▶ [Instruction] Without altering anything, repeat each of the records.

:: Entries

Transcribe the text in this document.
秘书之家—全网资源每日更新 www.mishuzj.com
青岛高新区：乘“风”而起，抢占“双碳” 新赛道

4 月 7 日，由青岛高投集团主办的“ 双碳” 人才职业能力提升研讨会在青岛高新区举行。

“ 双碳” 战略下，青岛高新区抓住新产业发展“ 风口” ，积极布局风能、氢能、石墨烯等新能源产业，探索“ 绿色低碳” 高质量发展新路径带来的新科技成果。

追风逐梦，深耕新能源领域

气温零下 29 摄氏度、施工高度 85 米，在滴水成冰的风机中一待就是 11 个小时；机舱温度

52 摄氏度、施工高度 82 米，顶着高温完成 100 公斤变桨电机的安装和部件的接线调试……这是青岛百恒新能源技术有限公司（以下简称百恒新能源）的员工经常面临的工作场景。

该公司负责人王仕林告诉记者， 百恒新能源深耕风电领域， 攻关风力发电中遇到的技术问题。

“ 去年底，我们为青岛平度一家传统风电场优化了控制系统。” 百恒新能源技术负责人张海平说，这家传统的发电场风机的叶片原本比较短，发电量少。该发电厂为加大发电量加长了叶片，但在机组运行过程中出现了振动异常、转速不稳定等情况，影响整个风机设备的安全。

::::

▶ [Finished exercise]
Transcribe the text in this document.
秘书之家—全网资源每日更新 www.mishuzj.com
青岛高新区：乘“风”而起，抢占“双碳” 新赛道

4 月 7 日，由青岛高投集团主办的“ 双碳” 人才职业能力提升研讨会在青岛高新区举行。

“ 双碳” 战略下，青岛高新区抓住新产业发展“ 风口” ，积极布局风能、氢能、石墨烯等新能源产业，探索“ 绿色低碳” 高质量发展新路径带来的新科技成果。

追风逐梦，深耕新能源领域

气温零下 29 摄氏度、施工高度 85 米，在滴水成冰的风机中一待就是 11 个小时；机舱温度

52 摄氏度、施工高度 82 米，顶着高温完成 100 公斤变桨电机的安装和部件的接线调试……这是青岛百恒新能源技术有限公司（以下简称百恒新能源）的员工经常面临的工作场景。

该公司负责人王仕林告诉记者， 百恒新能源深耕风电领域， 攻关风力发电中遇到的技术问题。

“ 去年底，我们为青岛平度一家传统风电场优化了控制系统。” 百恒新能源技术负责人张海平说，这家传统的发电场风机的叶片原本比较短，发电量少。该发电厂为加大发电量加长了叶片，但在机组运行过程中出现了振动异常、转速不稳定等情况，影响整个风机设备的安全。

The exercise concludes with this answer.